--- start ---

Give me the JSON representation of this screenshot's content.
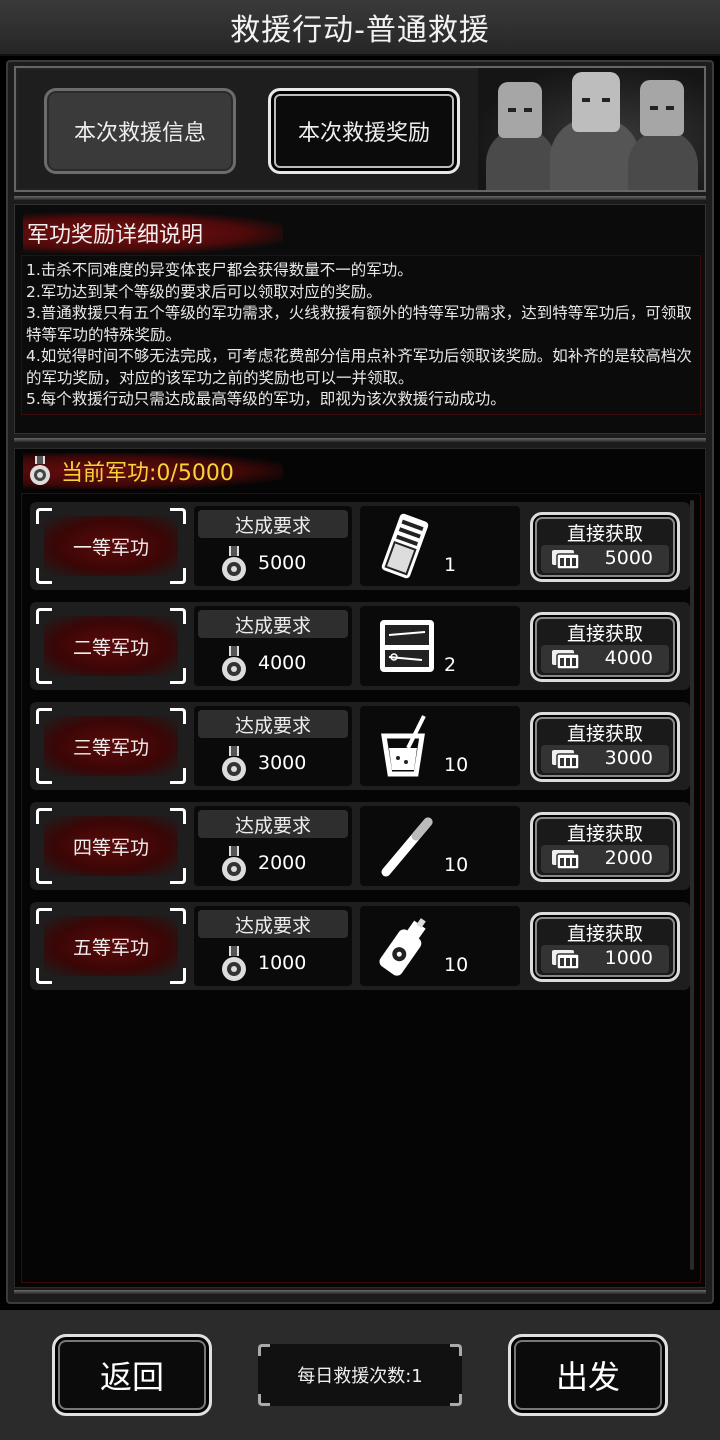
{
  "title": "救援行动-普通救援",
  "tabs": {
    "info_label": "本次救援信息",
    "reward_label": "本次救援奖励"
  },
  "info": {
    "heading": "军功奖励详细说明",
    "lines": [
      "1.击杀不同难度的异变体丧尸都会获得数量不一的军功。",
      "2.军功达到某个等级的要求后可以领取对应的奖励。",
      "3.普通救援只有五个等级的军功需求，火线救援有额外的特等军功需求，达到特等军功后，可领取特等军功的特殊奖励。",
      "4.如觉得时间不够无法完成，可考虑花费部分信用点补齐军功后领取该奖励。如补齐的是较高档次的军功奖励，对应的该军功之前的奖励也可以一并领取。",
      "5.每个救援行动只需达成最高等级的军功，即视为该次救援行动成功。"
    ]
  },
  "current_merit": "当前军功:0/5000",
  "rows": [
    {
      "grade": "一等军功",
      "req_title": "达成要求",
      "req_value": "5000",
      "reward_icon": "first-aid-kit-icon",
      "reward_qty": "1",
      "buy_title": "直接获取",
      "price": "5000"
    },
    {
      "grade": "二等军功",
      "req_title": "达成要求",
      "req_value": "4000",
      "reward_icon": "surgical-kit-icon",
      "reward_qty": "2",
      "buy_title": "直接获取",
      "price": "4000"
    },
    {
      "grade": "三等军功",
      "req_title": "达成要求",
      "req_value": "3000",
      "reward_icon": "drink-cup-icon",
      "reward_qty": "10",
      "buy_title": "直接获取",
      "price": "3000"
    },
    {
      "grade": "四等军功",
      "req_title": "达成要求",
      "req_value": "2000",
      "reward_icon": "cigarette-icon",
      "reward_qty": "10",
      "buy_title": "直接获取",
      "price": "2000"
    },
    {
      "grade": "五等军功",
      "req_title": "达成要求",
      "req_value": "1000",
      "reward_icon": "spray-bottle-icon",
      "reward_qty": "10",
      "buy_title": "直接获取",
      "price": "1000"
    }
  ],
  "bottom": {
    "back_label": "返回",
    "daily_label": "每日救援次数:1",
    "go_label": "出发"
  }
}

--- end ---

Stated problem
Set each line of the records down exactly, leaving every picture out.

Reply
Give me the JSON representation of this screenshot's content.
{
  "title": "救援行动-普通救援",
  "tabs": {
    "info_label": "本次救援信息",
    "reward_label": "本次救援奖励"
  },
  "info": {
    "heading": "军功奖励详细说明",
    "lines": [
      "1.击杀不同难度的异变体丧尸都会获得数量不一的军功。",
      "2.军功达到某个等级的要求后可以领取对应的奖励。",
      "3.普通救援只有五个等级的军功需求，火线救援有额外的特等军功需求，达到特等军功后，可领取特等军功的特殊奖励。",
      "4.如觉得时间不够无法完成，可考虑花费部分信用点补齐军功后领取该奖励。如补齐的是较高档次的军功奖励，对应的该军功之前的奖励也可以一并领取。",
      "5.每个救援行动只需达成最高等级的军功，即视为该次救援行动成功。"
    ]
  },
  "current_merit": "当前军功:0/5000",
  "rows": [
    {
      "grade": "一等军功",
      "req_title": "达成要求",
      "req_value": "5000",
      "reward_icon": "first-aid-kit-icon",
      "reward_qty": "1",
      "buy_title": "直接获取",
      "price": "5000"
    },
    {
      "grade": "二等军功",
      "req_title": "达成要求",
      "req_value": "4000",
      "reward_icon": "surgical-kit-icon",
      "reward_qty": "2",
      "buy_title": "直接获取",
      "price": "4000"
    },
    {
      "grade": "三等军功",
      "req_title": "达成要求",
      "req_value": "3000",
      "reward_icon": "drink-cup-icon",
      "reward_qty": "10",
      "buy_title": "直接获取",
      "price": "3000"
    },
    {
      "grade": "四等军功",
      "req_title": "达成要求",
      "req_value": "2000",
      "reward_icon": "cigarette-icon",
      "reward_qty": "10",
      "buy_title": "直接获取",
      "price": "2000"
    },
    {
      "grade": "五等军功",
      "req_title": "达成要求",
      "req_value": "1000",
      "reward_icon": "spray-bottle-icon",
      "reward_qty": "10",
      "buy_title": "直接获取",
      "price": "1000"
    }
  ],
  "bottom": {
    "back_label": "返回",
    "daily_label": "每日救援次数:1",
    "go_label": "出发"
  }
}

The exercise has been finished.